Output each entry that follows exactly. Images stay out.

DATA SUPPLIED |
** Start **
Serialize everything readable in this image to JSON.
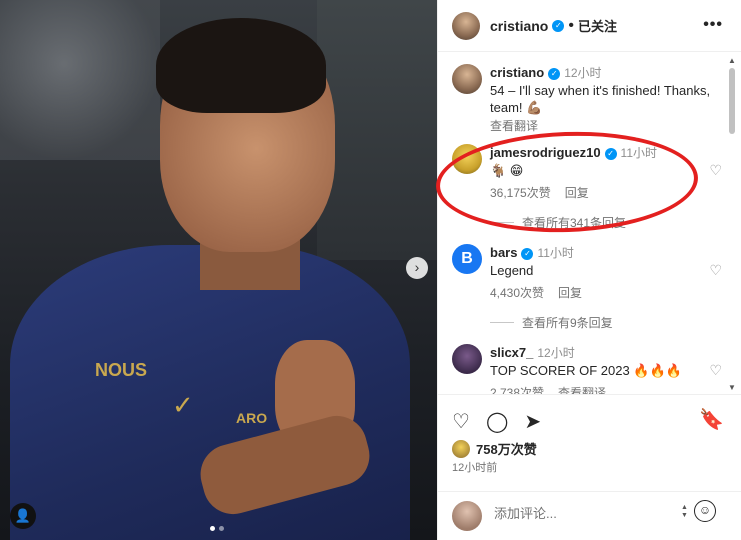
{
  "post_owner": {
    "username": "cristiano",
    "separator": "•",
    "follow_status": "已关注",
    "more": "•••"
  },
  "comments": [
    {
      "username": "cristiano",
      "time": "12小时",
      "text": "54 – I'll say when it's finished! Thanks, team! 💪🏽",
      "meta": [
        "查看翻译"
      ]
    },
    {
      "username": "jamesrodriguez10",
      "time": "11小时",
      "text": "🐐 😁",
      "meta": [
        "36,175次赞",
        "回复"
      ],
      "view_replies": "查看所有341条回复"
    },
    {
      "username": "bars",
      "time": "11小时",
      "text": "Legend",
      "meta": [
        "4,430次赞",
        "回复"
      ],
      "view_replies": "查看所有9条回复"
    },
    {
      "username": "slicx7_",
      "time": "12小时",
      "text": "TOP SCORER OF 2023 🔥🔥🔥",
      "meta": [
        "2,738次赞",
        "查看翻译"
      ]
    }
  ],
  "likes": "758万次赞",
  "posted": "12小时前",
  "add_comment": {
    "placeholder": "添加评论..."
  },
  "photo": {
    "sponsor_text": "ARO",
    "logo_text": "NOUS"
  },
  "colors": {
    "verified": "#0095f6",
    "highlight": "#e3201f"
  },
  "icons": [
    "heart-icon",
    "comment-icon",
    "share-icon",
    "bookmark-icon",
    "emoji-icon",
    "next-icon",
    "user-tag-icon"
  ]
}
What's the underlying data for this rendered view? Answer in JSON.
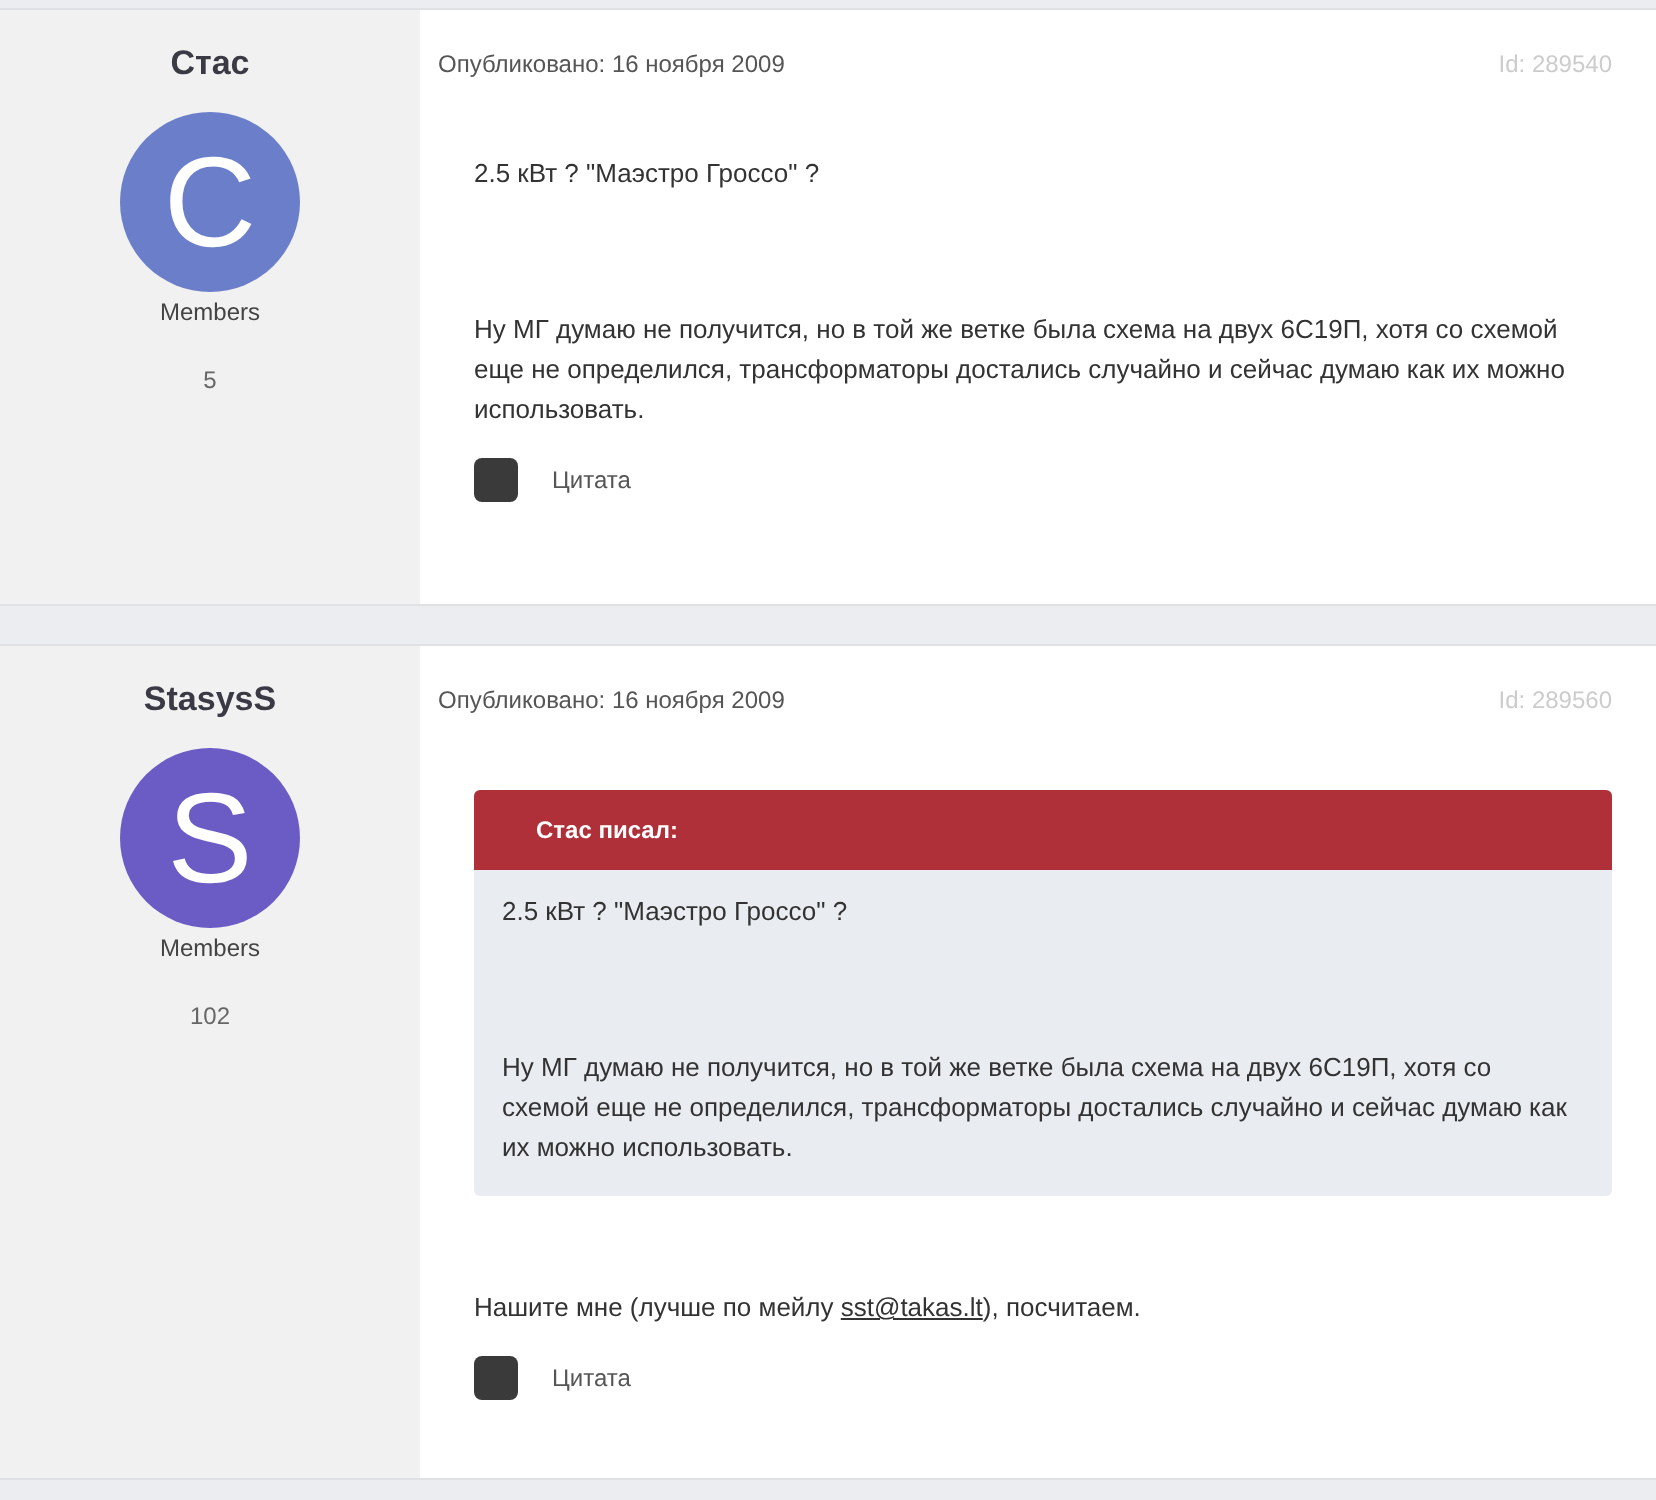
{
  "posts": [
    {
      "author": {
        "name": "Стас",
        "avatar_letter": "С",
        "color": "#6b7ec9",
        "group": "Members",
        "post_count": "5"
      },
      "published": "Опубликовано: 16 ноября 2009",
      "post_id": "Id: 289540",
      "paragraphs": [
        "2.5 кВт ? \"Маэстро Гроссо\" ?",
        "Ну МГ думаю не получится, но в той же ветке была схема на двух 6С19П, хотя со схемой еще не определился, трансформаторы достались случайно и сейчас думаю как их можно использовать."
      ],
      "quote_button": "Цитата"
    },
    {
      "author": {
        "name": "StasysS",
        "avatar_letter": "S",
        "color": "#6a5cc4",
        "group": "Members",
        "post_count": "102"
      },
      "published": "Опубликовано: 16 ноября 2009",
      "post_id": "Id: 289560",
      "quote": {
        "header": "Стас писал:",
        "paragraphs": [
          "2.5 кВт ? \"Маэстро Гроссо\" ?",
          "Ну МГ думаю не получится, но в той же ветке была схема на двух 6С19П, хотя со схемой еще не определился, трансформаторы достались случайно и сейчас думаю как их можно использовать."
        ]
      },
      "message": {
        "before": "Нашите мне (лучше по мейлу ",
        "link": "sst@takas.lt",
        "after": "), посчитаем."
      },
      "quote_button": "Цитата"
    }
  ]
}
** End **
SOLUTION FOR THIS TASK |
Serialize everything readable in this image to JSON.
{
  "post_owner": {
    "username": "cristiano",
    "separator": "•",
    "follow_status": "已关注",
    "more": "•••"
  },
  "comments": [
    {
      "username": "cristiano",
      "time": "12小时",
      "text": "54 – I'll say when it's finished! Thanks, team! 💪🏽",
      "meta": [
        "查看翻译"
      ]
    },
    {
      "username": "jamesrodriguez10",
      "time": "11小时",
      "text": "🐐 😁",
      "meta": [
        "36,175次赞",
        "回复"
      ],
      "view_replies": "查看所有341条回复"
    },
    {
      "username": "bars",
      "time": "11小时",
      "text": "Legend",
      "meta": [
        "4,430次赞",
        "回复"
      ],
      "view_replies": "查看所有9条回复"
    },
    {
      "username": "slicx7_",
      "time": "12小时",
      "text": "TOP SCORER OF 2023 🔥🔥🔥",
      "meta": [
        "2,738次赞",
        "查看翻译"
      ]
    }
  ],
  "likes": "758万次赞",
  "posted": "12小时前",
  "add_comment": {
    "placeholder": "添加评论..."
  },
  "photo": {
    "sponsor_text": "ARO",
    "logo_text": "NOUS"
  },
  "colors": {
    "verified": "#0095f6",
    "highlight": "#e3201f"
  },
  "icons": [
    "heart-icon",
    "comment-icon",
    "share-icon",
    "bookmark-icon",
    "emoji-icon",
    "next-icon",
    "user-tag-icon"
  ]
}
What's the underlying data for this rendered view? Answer in JSON.
{
  "posts": [
    {
      "author": {
        "name": "Стас",
        "avatar_letter": "С",
        "color": "#6b7ec9",
        "group": "Members",
        "post_count": "5"
      },
      "published": "Опубликовано: 16 ноября 2009",
      "post_id": "Id: 289540",
      "paragraphs": [
        "2.5 кВт ? \"Маэстро Гроссо\" ?",
        "Ну МГ думаю не получится, но в той же ветке была схема на двух 6С19П, хотя со схемой еще не определился, трансформаторы достались случайно и сейчас думаю как их можно использовать."
      ],
      "quote_button": "Цитата"
    },
    {
      "author": {
        "name": "StasysS",
        "avatar_letter": "S",
        "color": "#6a5cc4",
        "group": "Members",
        "post_count": "102"
      },
      "published": "Опубликовано: 16 ноября 2009",
      "post_id": "Id: 289560",
      "quote": {
        "header": "Стас писал:",
        "paragraphs": [
          "2.5 кВт ? \"Маэстро Гроссо\" ?",
          "Ну МГ думаю не получится, но в той же ветке была схема на двух 6С19П, хотя со схемой еще не определился, трансформаторы достались случайно и сейчас думаю как их можно использовать."
        ]
      },
      "message": {
        "before": "Нашите мне (лучше по мейлу ",
        "link": "sst@takas.lt",
        "after": "), посчитаем."
      },
      "quote_button": "Цитата"
    }
  ]
}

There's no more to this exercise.